> RECORD SET:
==============================

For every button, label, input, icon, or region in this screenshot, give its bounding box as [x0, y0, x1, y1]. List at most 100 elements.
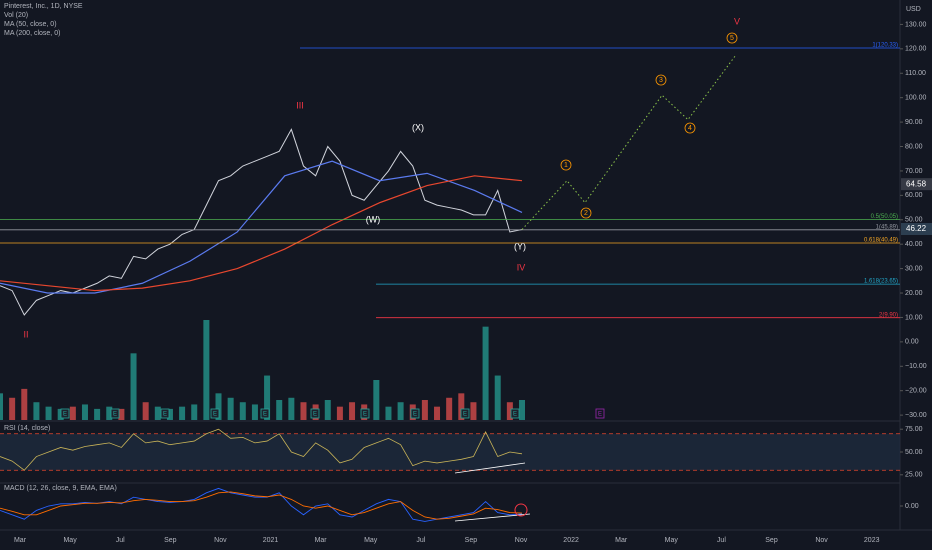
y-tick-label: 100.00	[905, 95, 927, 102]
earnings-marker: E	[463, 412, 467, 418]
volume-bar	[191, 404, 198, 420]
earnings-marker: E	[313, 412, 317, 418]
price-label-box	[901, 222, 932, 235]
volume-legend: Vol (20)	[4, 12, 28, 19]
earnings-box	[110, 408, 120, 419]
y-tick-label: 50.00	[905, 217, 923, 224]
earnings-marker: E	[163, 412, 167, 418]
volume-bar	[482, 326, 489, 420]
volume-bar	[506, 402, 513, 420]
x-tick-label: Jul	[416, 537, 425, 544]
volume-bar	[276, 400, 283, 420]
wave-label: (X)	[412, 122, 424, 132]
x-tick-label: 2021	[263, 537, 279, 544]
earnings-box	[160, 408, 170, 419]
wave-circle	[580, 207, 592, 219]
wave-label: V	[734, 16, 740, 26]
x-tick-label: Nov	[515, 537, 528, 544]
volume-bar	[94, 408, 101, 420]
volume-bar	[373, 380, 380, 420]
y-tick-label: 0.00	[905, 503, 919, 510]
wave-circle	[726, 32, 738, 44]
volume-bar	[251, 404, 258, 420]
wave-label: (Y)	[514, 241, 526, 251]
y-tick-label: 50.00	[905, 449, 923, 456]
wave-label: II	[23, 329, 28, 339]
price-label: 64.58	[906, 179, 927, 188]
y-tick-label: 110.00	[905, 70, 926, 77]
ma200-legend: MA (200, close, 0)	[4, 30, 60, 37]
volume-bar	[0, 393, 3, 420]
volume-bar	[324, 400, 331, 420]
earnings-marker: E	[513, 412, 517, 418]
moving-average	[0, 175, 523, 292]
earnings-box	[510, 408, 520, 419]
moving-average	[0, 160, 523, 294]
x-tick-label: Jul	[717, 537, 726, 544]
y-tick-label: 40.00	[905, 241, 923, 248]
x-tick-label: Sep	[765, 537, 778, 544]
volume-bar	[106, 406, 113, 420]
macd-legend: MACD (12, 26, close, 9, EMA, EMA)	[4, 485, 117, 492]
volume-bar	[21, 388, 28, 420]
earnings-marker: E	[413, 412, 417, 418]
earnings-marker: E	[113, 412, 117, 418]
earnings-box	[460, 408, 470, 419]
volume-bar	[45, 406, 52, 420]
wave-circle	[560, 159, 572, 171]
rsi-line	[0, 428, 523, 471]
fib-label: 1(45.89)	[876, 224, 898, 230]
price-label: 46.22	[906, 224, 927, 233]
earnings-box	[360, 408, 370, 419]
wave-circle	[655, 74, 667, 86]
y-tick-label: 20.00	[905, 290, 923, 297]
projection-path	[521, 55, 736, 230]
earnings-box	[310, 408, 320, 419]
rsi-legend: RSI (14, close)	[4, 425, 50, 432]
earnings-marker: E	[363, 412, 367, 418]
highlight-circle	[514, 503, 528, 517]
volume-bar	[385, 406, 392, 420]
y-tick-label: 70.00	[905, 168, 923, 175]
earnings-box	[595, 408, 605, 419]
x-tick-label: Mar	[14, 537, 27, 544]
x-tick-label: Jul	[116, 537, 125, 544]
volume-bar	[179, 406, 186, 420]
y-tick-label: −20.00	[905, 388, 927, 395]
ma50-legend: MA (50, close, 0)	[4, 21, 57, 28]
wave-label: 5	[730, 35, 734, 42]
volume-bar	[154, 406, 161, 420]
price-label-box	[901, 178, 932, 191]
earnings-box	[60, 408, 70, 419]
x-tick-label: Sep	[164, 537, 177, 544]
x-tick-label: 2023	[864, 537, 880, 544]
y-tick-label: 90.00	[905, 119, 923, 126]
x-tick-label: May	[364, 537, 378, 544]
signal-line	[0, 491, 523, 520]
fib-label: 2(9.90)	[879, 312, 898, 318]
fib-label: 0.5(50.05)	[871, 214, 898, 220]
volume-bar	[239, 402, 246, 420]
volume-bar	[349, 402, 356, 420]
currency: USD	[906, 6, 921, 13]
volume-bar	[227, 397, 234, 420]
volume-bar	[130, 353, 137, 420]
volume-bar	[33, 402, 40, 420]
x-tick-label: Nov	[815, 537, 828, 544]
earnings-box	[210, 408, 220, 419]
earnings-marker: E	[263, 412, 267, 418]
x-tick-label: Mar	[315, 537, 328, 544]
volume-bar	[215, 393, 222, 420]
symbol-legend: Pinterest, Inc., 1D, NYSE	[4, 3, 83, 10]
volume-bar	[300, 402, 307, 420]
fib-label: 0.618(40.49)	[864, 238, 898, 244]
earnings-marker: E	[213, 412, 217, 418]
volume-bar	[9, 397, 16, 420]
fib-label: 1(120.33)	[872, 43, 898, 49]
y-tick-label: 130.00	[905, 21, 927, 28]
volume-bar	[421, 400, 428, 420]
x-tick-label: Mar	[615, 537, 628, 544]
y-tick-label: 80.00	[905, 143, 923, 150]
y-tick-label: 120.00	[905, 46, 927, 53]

==============================

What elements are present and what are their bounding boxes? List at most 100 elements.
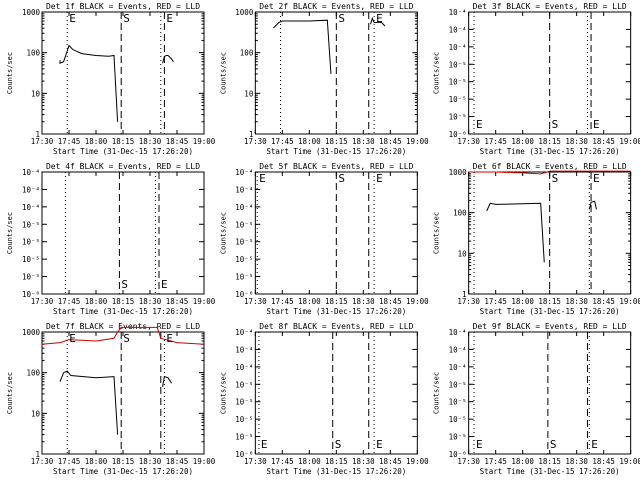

==============================

> STATED GOAL:
Change every "wave-label" to "wave-tag" in the lines between the one holding "For every button, label, input, icon, or" and the one holding "70, 926, 77]", inclusive, and give those lines again with nothing else altered. Leave the pictures out.

> ANSWER IN FULL:
For every button, label, input, icon, or region in this screenshot, give its bounding box as [x0, y0, x1, y1]. List at most 100 elements.
y-tick-label: 100.00	[905, 95, 927, 102]
earnings-marker: E	[463, 412, 467, 418]
volume-bar	[191, 404, 198, 420]
earnings-marker: E	[313, 412, 317, 418]
price-label-box	[901, 222, 932, 235]
volume-legend: Vol (20)	[4, 12, 28, 19]
earnings-box	[110, 408, 120, 419]
y-tick-label: 50.00	[905, 217, 923, 224]
earnings-marker: E	[163, 412, 167, 418]
volume-bar	[482, 326, 489, 420]
volume-bar	[506, 402, 513, 420]
x-tick-label: Jul	[416, 537, 425, 544]
volume-bar	[276, 400, 283, 420]
wave-tag: (X)	[412, 122, 424, 132]
x-tick-label: 2021	[263, 537, 279, 544]
earnings-box	[160, 408, 170, 419]
wave-circle	[580, 207, 592, 219]
wave-tag: V	[734, 16, 740, 26]
x-tick-label: Nov	[515, 537, 528, 544]
volume-bar	[94, 408, 101, 420]
volume-bar	[373, 380, 380, 420]
y-tick-label: 0.00	[905, 503, 919, 510]
wave-circle	[726, 32, 738, 44]
volume-bar	[251, 404, 258, 420]
wave-tag: (Y)	[514, 241, 526, 251]
y-tick-label: 50.00	[905, 449, 923, 456]
wave-tag: II	[23, 329, 28, 339]
price-label: 64.58	[906, 179, 927, 188]
y-tick-label: 110.00	[905, 70, 926, 77]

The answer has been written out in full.